Often the terms hypertext and hypermedia are used synonymously (e.g., [11]). Since we compare the effects of a text, presented in a book or in computer-aided multimedia, we decided to use the original term hypertext, although the multimedia aspects of the computer-aided learning environment could justify the use of the broader term hypermedia.

1.2. Advantages of Learning with Hypertext

1.2.1. Learning Motivation and Deeper Learning

Computer-aided learning is deemed to support interest and learning success because of a learner’s (inter-)activity (e.g., [12]). Dale (2008) reported “the relative newness and coolness” of computers [7]. Since the iPod assignments in his study did not feel like work to the students, it was easier to motivate students and draw them into the instructional process.
There are complex computer programs that enable interactivity, such as communication with other learners or adaptive learning programs: common examples are “Wiki”s, collaborative websites like the encyclopaedia “Wikipedia” [13] or “LEO” (Link Everything Online) [14], an internet-based electronic dictionary with integrated training functions. In contrast to this, in conventional learning software, learners still have passive roles by mostly interacting with navigation features [15,16]. Just by itself, the dynamic of hypertexts promotes interactivity since the opportunity of self-regulated learning encourages exploration of the individual’s interests. Thus hypertext is a constructivist learning environment, offering a suitable learning setting which specifically supports constructing knowledge and preventing boredom [17]. Information offered in nodes is not essential for the present text, although the information reached via nodes offers the possibility to deepen one’s knowledge of a topic. Simply having freedom of choice may help to satisfy curiosity and thus foster joy of studying [18] (p. 195). Any hypertext offering the option to deal in more detail with the subject requires additional involvement with it, so that the outcome is less likely to be just linear learning but a networked thinking process. Students have to process the learning matter, resulting in meaningful knowledge unachievable by rote-learning alone [12].

WORK INSTRUCTIONS:
Write out everything in the passage on learning with hypertext from "Computer-aided learning is" down to "the instructional process.", word for word.

GIVEN DATA:

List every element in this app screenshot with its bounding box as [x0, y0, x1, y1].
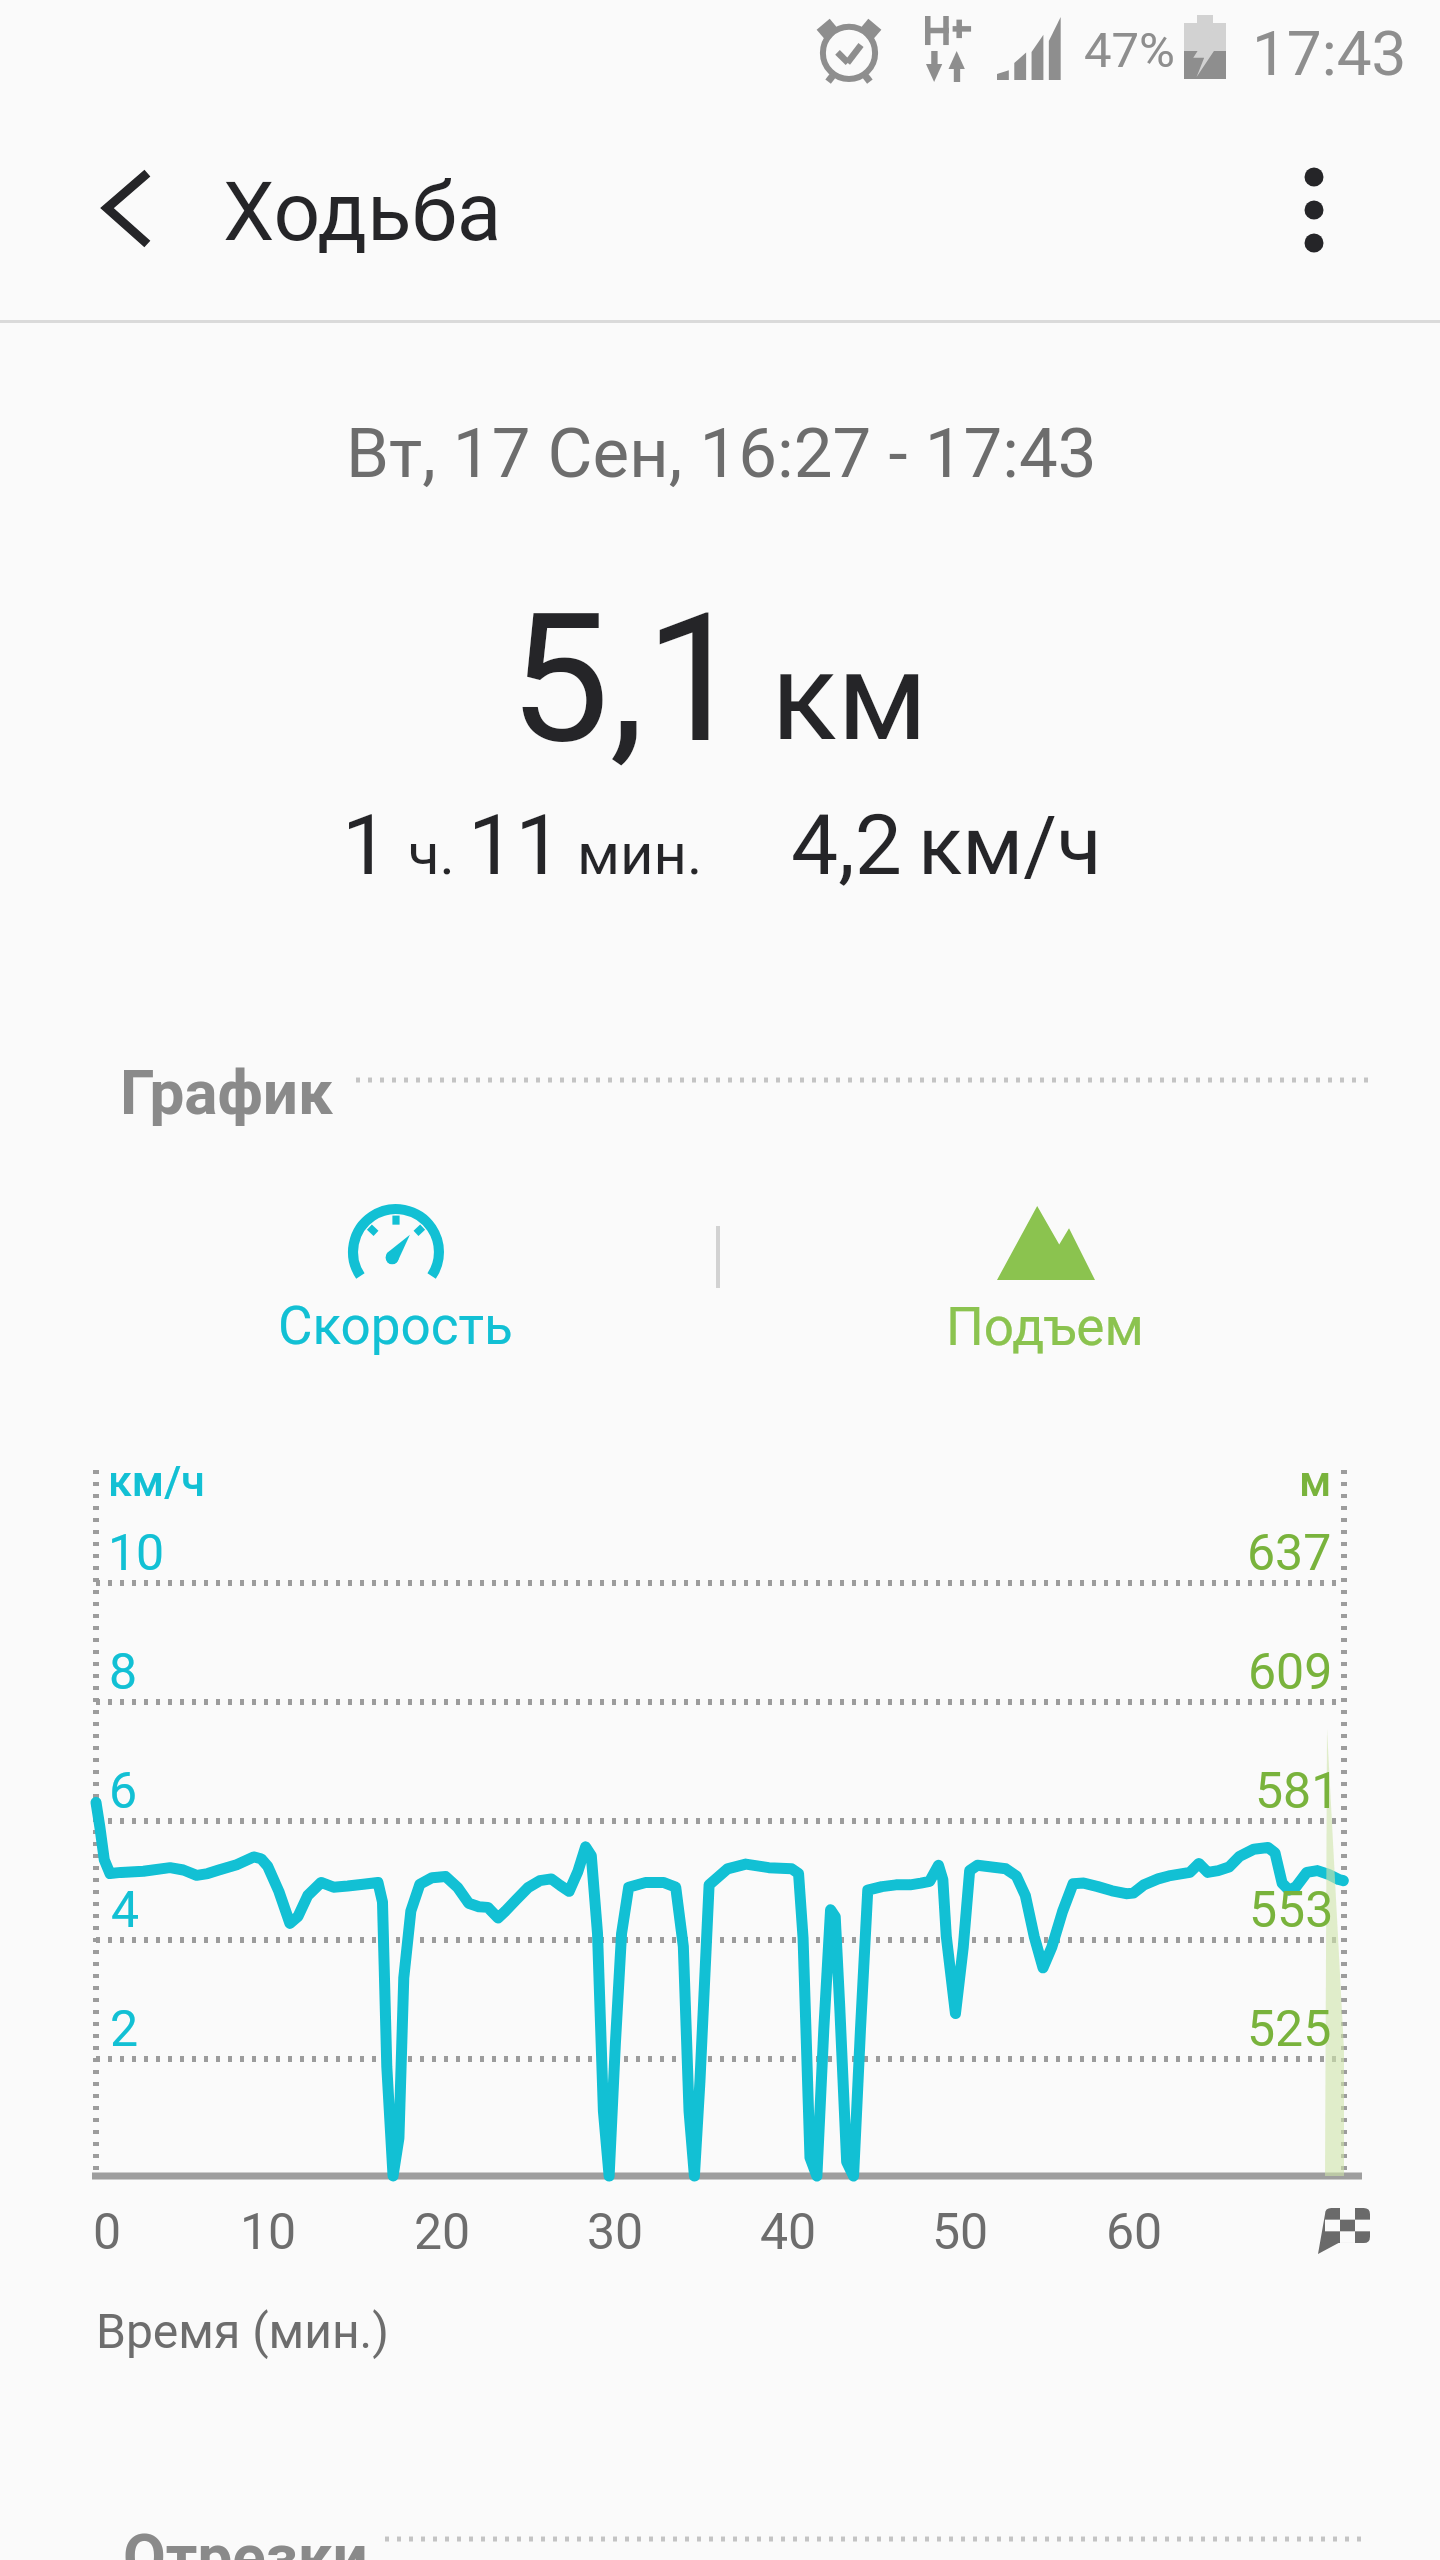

FINISHED TASK:
Computer-aided learning is deemed to support interest and learning success because of a learner’s (inter-)activity (e.g., [12]). Dale (2008) reported “the relative newness and coolness” of computers [7]. Since the iPod assignments in his study did not feel like work to the students, it was easier to motivate students and draw them into the instructional process.